Page content records:
───

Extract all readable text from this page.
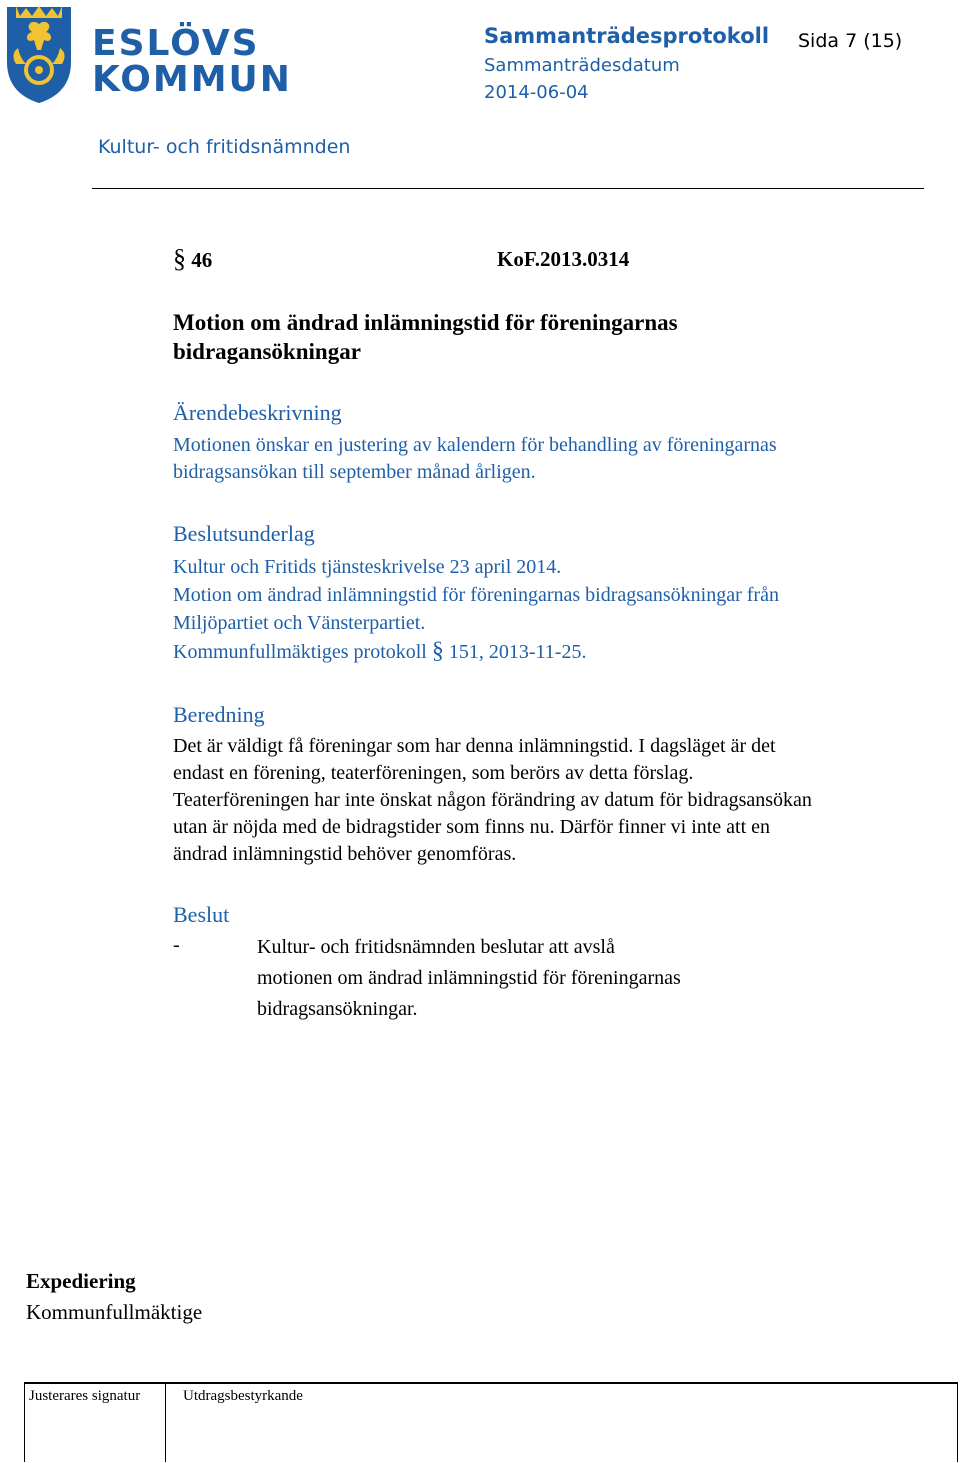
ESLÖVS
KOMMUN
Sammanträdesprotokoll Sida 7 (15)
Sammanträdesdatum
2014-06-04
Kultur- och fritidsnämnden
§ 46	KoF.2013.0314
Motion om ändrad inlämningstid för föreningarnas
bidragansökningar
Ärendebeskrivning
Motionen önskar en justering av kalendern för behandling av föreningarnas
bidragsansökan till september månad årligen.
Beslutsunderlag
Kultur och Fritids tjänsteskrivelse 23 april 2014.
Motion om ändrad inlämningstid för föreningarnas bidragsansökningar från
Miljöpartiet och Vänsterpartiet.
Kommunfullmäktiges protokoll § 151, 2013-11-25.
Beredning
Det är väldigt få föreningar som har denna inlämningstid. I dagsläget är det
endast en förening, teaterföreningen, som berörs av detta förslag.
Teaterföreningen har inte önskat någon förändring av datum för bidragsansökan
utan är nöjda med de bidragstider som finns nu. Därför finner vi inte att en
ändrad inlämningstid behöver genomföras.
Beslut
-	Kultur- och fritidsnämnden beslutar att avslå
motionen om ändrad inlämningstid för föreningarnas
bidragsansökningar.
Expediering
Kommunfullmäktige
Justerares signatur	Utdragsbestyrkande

───

- [Requirement]
When a line among the entries contains "inlämningstid", pull that line out.

- [Reply to the exercise]
Motion om ändrad inlämningstid för föreningarnas
Motion om ändrad inlämningstid för föreningarnas bidragsansökningar från
Det är väldigt få föreningar som har denna inlämningstid. I dagsläget är det
ändrad inlämningstid behöver genomföras.
motionen om ändrad inlämningstid för föreningarnas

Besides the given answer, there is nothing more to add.